### Dataset extract:
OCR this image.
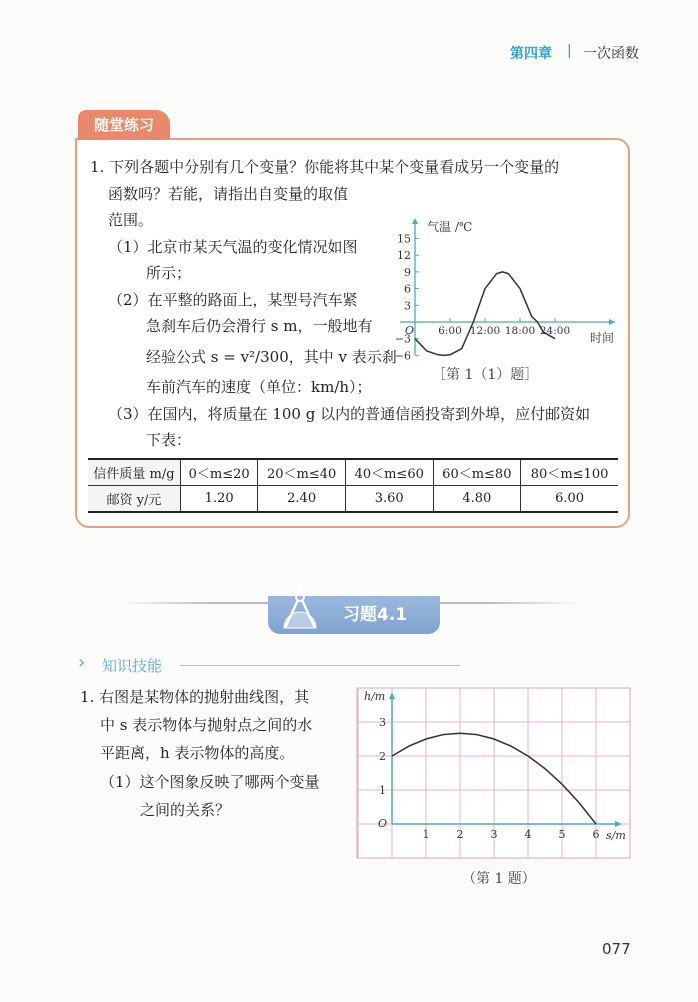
第四章 | 一次函数
随堂练习
1. 下列各题中分别有几个变量？你能将其中某个变量看成另一个变量的
函数吗？若能，请指出自变量的取值
范围。
（1）北京市某天气温的变化情况如图
所示；
（2）在平整的路面上，某型号汽车紧
急刹车后仍会滑行 s m，一般地有
经验公式 s = v²/300，其中 v 表示刹
车前汽车的速度（单位：km/h）；
（3）在国内，将质量在 100 g 以内的普通信函投寄到外埠，应付邮资如
下表：
−6
−3
3
6
9
12
15
6:00 12:00 18:00 24:00
O
气温 /℃
时间
［第 1（1）题］
信件质量 m/g	0＜m≤20	20＜m≤40	40＜m≤60	60＜m≤80	80＜m≤100
邮资 y/元	1.20	2.40	3.60	4.80	6.00
习题4.1
› 知识技能
1. 右图是某物体的抛射曲线图，其
中 s 表示物体与抛射点之间的水
平距离，h 表示物体的高度。
（1）这个图象反映了哪两个变量
之间的关系？
1 2 3 4 5 6
1
2
3
O
h/m
s/m
（第 1 题）
077
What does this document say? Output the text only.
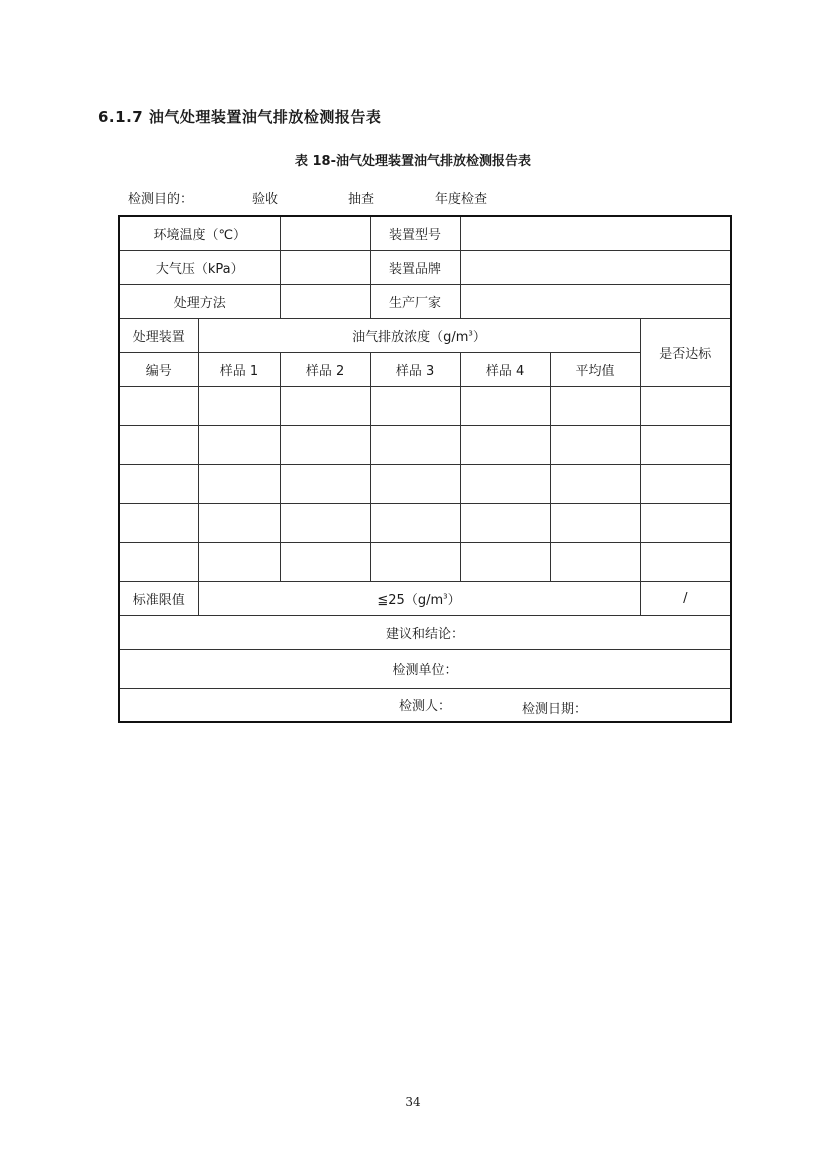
6.1.7 油气处理装置油气排放检测报告表
表 18-油气处理装置油气排放检测报告表
检测目的：	验收	抽查	年度检查
环境温度（℃）			装置型号			
大气压（kPa）			装置品牌			
处理方法			生产厂家			
处理装置	油气排放浓度$(g/m^3)$					是否达标
编号	样品 1	样品 2	样品 3	样品 4	平均值	

标准限值	$≦25(g/m^3)$					/
建议和结论：						
检测单位：						
检测人： 检测日期：						
34
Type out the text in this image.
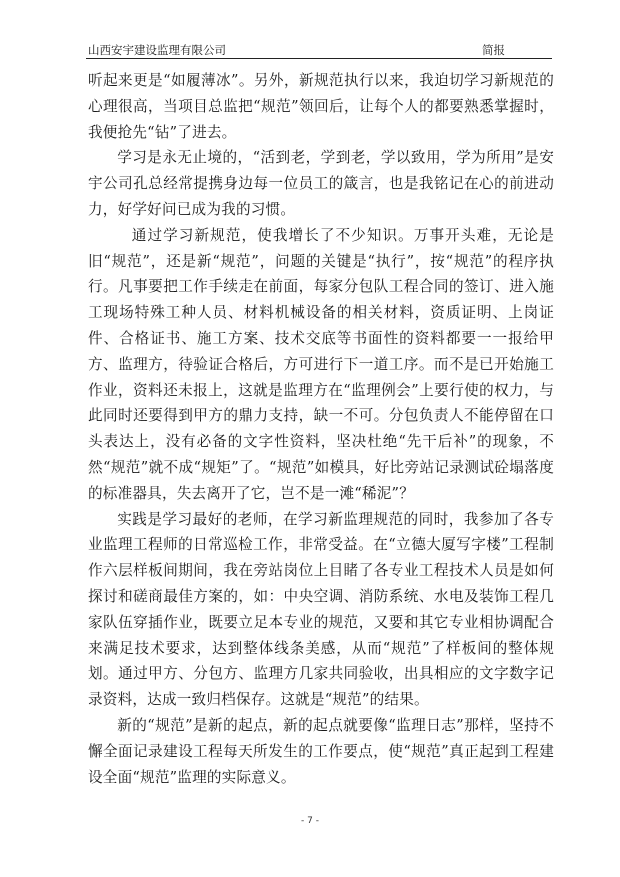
山西安宇建设监理有限公司	简报

听起来更是“如履薄冰”。另外，新规范执行以来，我迫切学习新规范的心理很高，当项目总监把“规范”领回后，让每个人的都要熟悉掌握时，我便抢先“钻”了进去。

学习是永无止境的，“活到老，学到老，学以致用，学为所用”是安宇公司孔总经常提携身边每一位员工的箴言，也是我铭记在心的前进动力，好学好问已成为我的习惯。

通过学习新规范，使我增长了不少知识。万事开头难，无论是旧“规范”，还是新“规范”，问题的关键是“执行”，按“规范”的程序执行。凡事要把工作手续走在前面，每家分包队工程合同的签订、进入施工现场特殊工种人员、材料机械设备的相关材料，资质证明、上岗证件、合格证书、施工方案、技术交底等书面性的资料都要一一报给甲方、监理方，待验证合格后，方可进行下一道工序。而不是已开始施工作业，资料还未报上，这就是监理方在“监理例会”上要行使的权力，与此同时还要得到甲方的鼎力支持，缺一不可。分包负责人不能停留在口头表达上，没有必备的文字性资料，坚决杜绝“先干后补”的现象，不然“规范”就不成“规矩”了。“规范”如模具，好比旁站记录测试砼塌落度的标准器具，失去离开了它，岂不是一滩“稀泥”？

实践是学习最好的老师，在学习新监理规范的同时，我参加了各专业监理工程师的日常巡检工作，非常受益。在“立德大厦写字楼”工程制作六层样板间期间，我在旁站岗位上目睹了各专业工程技术人员是如何探讨和磋商最佳方案的，如：中央空调、消防系统、水电及装饰工程几家队伍穿插作业，既要立足本专业的规范，又要和其它专业相协调配合来满足技术要求，达到整体线条美感，从而“规范”了样板间的整体规划。通过甲方、分包方、监理方几家共同验收，出具相应的文字数字记录资料，达成一致归档保存。这就是“规范”的结果。

新的“规范”是新的起点，新的起点就要像“监理日志”那样，坚持不懈全面记录建设工程每天所发生的工作要点，使“规范”真正起到工程建设全面“规范”监理的实际意义。

- 7 -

### Problem requirements:
Search the data above for lines holding "油气处理装置油气排放检测报告表" and copy each of them.

### Exercise answer:
6.1.7 油气处理装置油气排放检测报告表
表 18-油气处理装置油气排放检测报告表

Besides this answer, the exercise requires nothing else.